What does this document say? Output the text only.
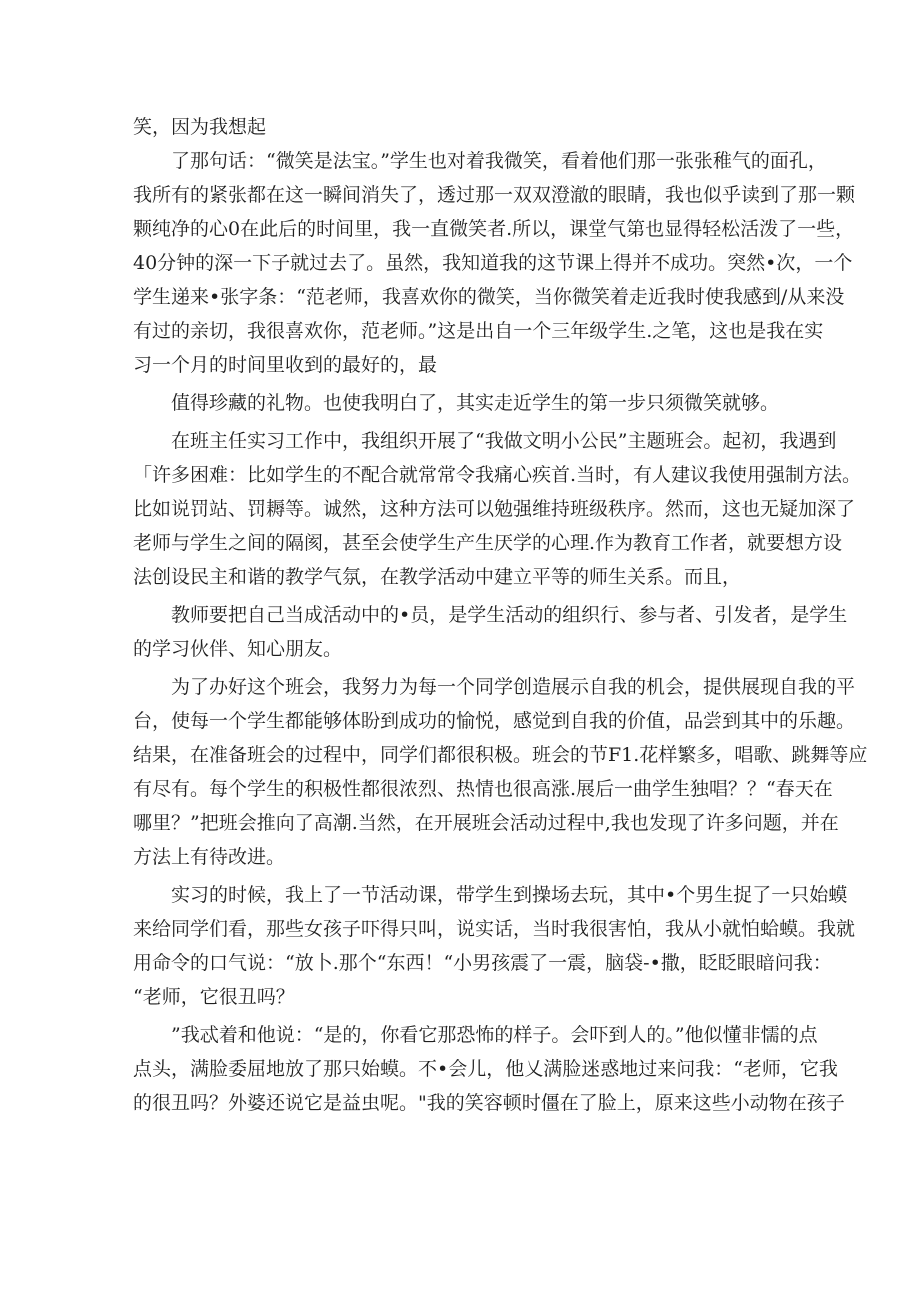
笑，因为我想起
了那句话：“微笑是法宝。”学生也对着我微笑，看着他们那一张张稚气的面孔，
我所有的紧张都在这一瞬间消失了，透过那一双双澄澈的眼睛，我也似乎读到了那一颗
颗纯净的心0在此后的时间里，我一直微笑者.所以，课堂气第也显得轻松活泼了一些，
40分钟的深一下子就过去了。虽然，我知道我的这节课上得并不成功。突然•次，一个
学生递来•张字条：“范老师，我喜欢你的微笑，当你微笑着走近我时使我感到/从来没
有过的亲切，我很喜欢你，范老师。”这是出自一个三年级学生.之笔，这也是我在实
习一个月的时间里收到的最好的，最
值得珍藏的礼物。也使我明白了，其实走近学生的第一步只须微笑就够。
在班主任实习工作中，我组织开展了“我做文明小公民”主题班会。起初，我遇到
「许多困难：比如学生的不配合就常常令我痛心疾首.当时，有人建议我使用强制方法。
比如说罚站、罚耨等。诚然，这种方法可以勉强维持班级秩序。然而，这也无疑加深了
老师与学生之间的隔阂，甚至会使学生产生厌学的心理.作为教育工作者，就要想方设
法创设民主和谐的教学气氛，在教学活动中建立平等的师生关系。而且，
教师要把自己当成活动中的•员，是学生活动的组织行、参与者、引发者，是学生
的学习伙伴、知心朋友。
为了办好这个班会，我努力为每一个同学创造展示自我的机会，提供展现自我的平
台，使每一个学生都能够体盼到成功的愉悦，感觉到自我的价值，品尝到其中的乐趣。
结果，在准备班会的过程中，同学们都很积极。班会的节F1.花样繁多，唱歌、跳舞等应
有尽有。每个学生的积极性都很浓烈、热情也很高涨.展后一曲学生独唱？？“春天在
哪里？”把班会推向了高潮.当然，在开展班会活动过程中,我也发现了许多问题，并在
方法上有待改进。
实习的时候，我上了一节活动课，带学生到操场去玩，其中•个男生捉了一只始蟆
来给同学们看，那些女孩子吓得只叫，说实话，当时我很害怕，我从小就怕蛤蟆。我就
用命令的口气说：“放卜.那个“东西！“小男孩震了一震，脑袋-•撒，眨眨眼暗问我：
“老师，它很丑吗？
”我忒着和他说：“是的，你看它那恐怖的样子。会吓到人的。”他似懂非懦的点
点头，满脸委屈地放了那只始蟆。不•会儿，他乂满脸迷惑地过来问我：“老师，它我
的很丑吗？外婆还说它是益虫呢。"我的笑容顿时僵在了脸上，原来这些小动物在孩子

■ Brief ■
From the listing, extract all text exactly as given and drop any picture.

■ Answer below ■
What does this document say? Output the text only.
笑，因为我想起
了那句话：“微笑是法宝。”学生也对着我微笑，看着他们那一张张稚气的面孔，
我所有的紧张都在这一瞬间消失了，透过那一双双澄澈的眼睛，我也似乎读到了那一颗
颗纯净的心0在此后的时间里，我一直微笑者.所以，课堂气第也显得轻松活泼了一些，
40分钟的深一下子就过去了。虽然，我知道我的这节课上得并不成功。突然•次，一个
学生递来•张字条：“范老师，我喜欢你的微笑，当你微笑着走近我时使我感到/从来没
有过的亲切，我很喜欢你，范老师。”这是出自一个三年级学生.之笔，这也是我在实
习一个月的时间里收到的最好的，最
值得珍藏的礼物。也使我明白了，其实走近学生的第一步只须微笑就够。
在班主任实习工作中，我组织开展了“我做文明小公民”主题班会。起初，我遇到
「许多困难：比如学生的不配合就常常令我痛心疾首.当时，有人建议我使用强制方法。
比如说罚站、罚耨等。诚然，这种方法可以勉强维持班级秩序。然而，这也无疑加深了
老师与学生之间的隔阂，甚至会使学生产生厌学的心理.作为教育工作者，就要想方设
法创设民主和谐的教学气氛，在教学活动中建立平等的师生关系。而且，
教师要把自己当成活动中的•员，是学生活动的组织行、参与者、引发者，是学生
的学习伙伴、知心朋友。
为了办好这个班会，我努力为每一个同学创造展示自我的机会，提供展现自我的平
台，使每一个学生都能够体盼到成功的愉悦，感觉到自我的价值，品尝到其中的乐趣。
结果，在准备班会的过程中，同学们都很积极。班会的节F1.花样繁多，唱歌、跳舞等应
有尽有。每个学生的积极性都很浓烈、热情也很高涨.展后一曲学生独唱？？“春天在
哪里？”把班会推向了高潮.当然，在开展班会活动过程中,我也发现了许多问题，并在
方法上有待改进。
实习的时候，我上了一节活动课，带学生到操场去玩，其中•个男生捉了一只始蟆
来给同学们看，那些女孩子吓得只叫，说实话，当时我很害怕，我从小就怕蛤蟆。我就
用命令的口气说：“放卜.那个“东西！“小男孩震了一震，脑袋-•撒，眨眨眼暗问我：
“老师，它很丑吗？
”我忒着和他说：“是的，你看它那恐怖的样子。会吓到人的。”他似懂非懦的点
点头，满脸委屈地放了那只始蟆。不•会儿，他乂满脸迷惑地过来问我：“老师，它我
的很丑吗？外婆还说它是益虫呢。"我的笑容顿时僵在了脸上，原来这些小动物在孩子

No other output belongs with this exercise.